_REQUIREMENTS_
Copy each line below in which the word "times" occurs.

_EXERCISE INPUT_
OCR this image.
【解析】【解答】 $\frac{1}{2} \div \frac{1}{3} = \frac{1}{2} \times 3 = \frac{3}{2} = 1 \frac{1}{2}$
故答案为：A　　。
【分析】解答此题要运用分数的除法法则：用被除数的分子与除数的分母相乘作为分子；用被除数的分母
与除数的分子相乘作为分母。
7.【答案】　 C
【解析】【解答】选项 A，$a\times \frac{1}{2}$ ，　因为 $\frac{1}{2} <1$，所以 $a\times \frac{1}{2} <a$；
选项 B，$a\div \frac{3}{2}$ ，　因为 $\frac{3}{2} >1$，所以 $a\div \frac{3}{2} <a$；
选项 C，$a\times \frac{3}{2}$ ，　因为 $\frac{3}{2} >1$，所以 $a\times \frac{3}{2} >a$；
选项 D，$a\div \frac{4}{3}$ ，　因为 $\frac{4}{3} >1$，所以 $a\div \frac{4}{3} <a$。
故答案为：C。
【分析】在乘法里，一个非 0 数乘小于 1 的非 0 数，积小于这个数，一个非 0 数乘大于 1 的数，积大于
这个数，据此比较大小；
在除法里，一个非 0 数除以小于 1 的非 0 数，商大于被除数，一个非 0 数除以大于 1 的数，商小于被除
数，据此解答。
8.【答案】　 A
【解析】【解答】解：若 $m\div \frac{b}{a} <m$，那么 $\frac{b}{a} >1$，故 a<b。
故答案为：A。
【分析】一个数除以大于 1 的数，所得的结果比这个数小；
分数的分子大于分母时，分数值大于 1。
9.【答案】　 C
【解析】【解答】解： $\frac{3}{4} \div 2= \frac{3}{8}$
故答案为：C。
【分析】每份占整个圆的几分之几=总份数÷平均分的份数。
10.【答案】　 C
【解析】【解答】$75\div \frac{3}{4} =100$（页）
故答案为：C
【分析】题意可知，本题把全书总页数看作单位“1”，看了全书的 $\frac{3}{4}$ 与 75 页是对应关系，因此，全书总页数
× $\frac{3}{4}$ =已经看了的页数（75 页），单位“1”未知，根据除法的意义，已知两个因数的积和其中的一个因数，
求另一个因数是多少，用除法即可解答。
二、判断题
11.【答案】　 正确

_WRITTEN REPLY_
【解析】【解答】 $\frac{1}{2} \div \frac{1}{3} = \frac{1}{2} \times 3 = \frac{3}{2} = 1 \frac{1}{2}$
【解析】【解答】选项 A，$a\times \frac{1}{2}$ ，　因为 $\frac{1}{2} <1$，所以 $a\times \frac{1}{2} <a$；
选项 C，$a\times \frac{3}{2}$ ，　因为 $\frac{3}{2} >1$，所以 $a\times \frac{3}{2} >a$；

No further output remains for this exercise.